■ **Dataset entries**:
++++++
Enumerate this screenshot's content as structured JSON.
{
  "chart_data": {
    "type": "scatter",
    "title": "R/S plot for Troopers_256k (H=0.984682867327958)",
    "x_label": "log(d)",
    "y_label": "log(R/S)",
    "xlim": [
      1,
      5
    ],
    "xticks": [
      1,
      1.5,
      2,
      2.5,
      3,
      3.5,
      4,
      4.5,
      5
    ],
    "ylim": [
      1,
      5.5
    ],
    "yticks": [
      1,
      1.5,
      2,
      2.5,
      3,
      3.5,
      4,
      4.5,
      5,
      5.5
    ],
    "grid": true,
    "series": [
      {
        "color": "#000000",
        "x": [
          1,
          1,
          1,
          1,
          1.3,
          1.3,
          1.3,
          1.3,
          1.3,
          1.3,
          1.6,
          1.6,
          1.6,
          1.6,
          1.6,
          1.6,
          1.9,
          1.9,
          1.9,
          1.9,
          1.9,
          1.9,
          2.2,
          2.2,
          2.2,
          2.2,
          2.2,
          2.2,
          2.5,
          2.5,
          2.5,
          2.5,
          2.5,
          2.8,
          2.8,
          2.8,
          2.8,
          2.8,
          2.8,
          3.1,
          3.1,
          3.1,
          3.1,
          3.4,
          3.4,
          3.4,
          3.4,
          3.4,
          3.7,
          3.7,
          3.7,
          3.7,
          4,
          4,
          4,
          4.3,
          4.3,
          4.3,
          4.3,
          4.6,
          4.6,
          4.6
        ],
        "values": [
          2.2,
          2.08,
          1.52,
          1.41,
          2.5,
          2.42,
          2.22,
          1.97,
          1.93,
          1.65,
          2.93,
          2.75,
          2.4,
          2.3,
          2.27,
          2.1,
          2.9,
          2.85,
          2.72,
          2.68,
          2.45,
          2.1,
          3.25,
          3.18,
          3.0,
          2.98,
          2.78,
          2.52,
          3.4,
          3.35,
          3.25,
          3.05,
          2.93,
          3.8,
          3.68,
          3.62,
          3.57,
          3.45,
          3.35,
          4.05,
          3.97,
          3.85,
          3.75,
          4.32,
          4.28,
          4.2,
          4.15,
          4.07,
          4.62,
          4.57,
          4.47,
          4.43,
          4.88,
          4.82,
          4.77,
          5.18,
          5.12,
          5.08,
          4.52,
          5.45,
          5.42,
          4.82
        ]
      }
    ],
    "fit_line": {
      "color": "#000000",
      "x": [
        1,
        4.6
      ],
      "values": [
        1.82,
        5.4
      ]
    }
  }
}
++++++
■ **AIM**:
Extract all lines as given.

■ **PROBLEM SOLUTION**:
Enumerate this screenshot's content as structured JSON.
{
  "chart_data": {
    "type": "scatter",
    "title": "R/S plot for Troopers_256k (H=0.984682867327958)",
    "x_label": "log(d)",
    "y_label": "log(R/S)",
    "xlim": [
      1,
      5
    ],
    "xticks": [
      1,
      1.5,
      2,
      2.5,
      3,
      3.5,
      4,
      4.5,
      5
    ],
    "ylim": [
      1,
      5.5
    ],
    "yticks": [
      1,
      1.5,
      2,
      2.5,
      3,
      3.5,
      4,
      4.5,
      5,
      5.5
    ],
    "grid": true,
    "series": [
      {
        "color": "#000000",
        "x": [
          1,
          1,
          1,
          1,
          1.3,
          1.3,
          1.3,
          1.3,
          1.3,
          1.3,
          1.6,
          1.6,
          1.6,
          1.6,
          1.6,
          1.6,
          1.9,
          1.9,
          1.9,
          1.9,
          1.9,
          1.9,
          2.2,
          2.2,
          2.2,
          2.2,
          2.2,
          2.2,
          2.5,
          2.5,
          2.5,
          2.5,
          2.5,
          2.8,
          2.8,
          2.8,
          2.8,
          2.8,
          2.8,
          3.1,
          3.1,
          3.1,
          3.1,
          3.4,
          3.4,
          3.4,
          3.4,
          3.4,
          3.7,
          3.7,
          3.7,
          3.7,
          4,
          4,
          4,
          4.3,
          4.3,
          4.3,
          4.3,
          4.6,
          4.6,
          4.6
        ],
        "values": [
          2.2,
          2.08,
          1.52,
          1.41,
          2.5,
          2.42,
          2.22,
          1.97,
          1.93,
          1.65,
          2.93,
          2.75,
          2.4,
          2.3,
          2.27,
          2.1,
          2.9,
          2.85,
          2.72,
          2.68,
          2.45,
          2.1,
          3.25,
          3.18,
          3.0,
          2.98,
          2.78,
          2.52,
          3.4,
          3.35,
          3.25,
          3.05,
          2.93,
          3.8,
          3.68,
          3.62,
          3.57,
          3.45,
          3.35,
          4.05,
          3.97,
          3.85,
          3.75,
          4.32,
          4.28,
          4.2,
          4.15,
          4.07,
          4.62,
          4.57,
          4.47,
          4.43,
          4.88,
          4.82,
          4.77,
          5.18,
          5.12,
          5.08,
          4.52,
          5.45,
          5.42,
          4.82
        ]
      }
    ],
    "fit_line": {
      "color": "#000000",
      "x": [
        1,
        4.6
      ],
      "values": [
        1.82,
        5.4
      ]
    }
  }
}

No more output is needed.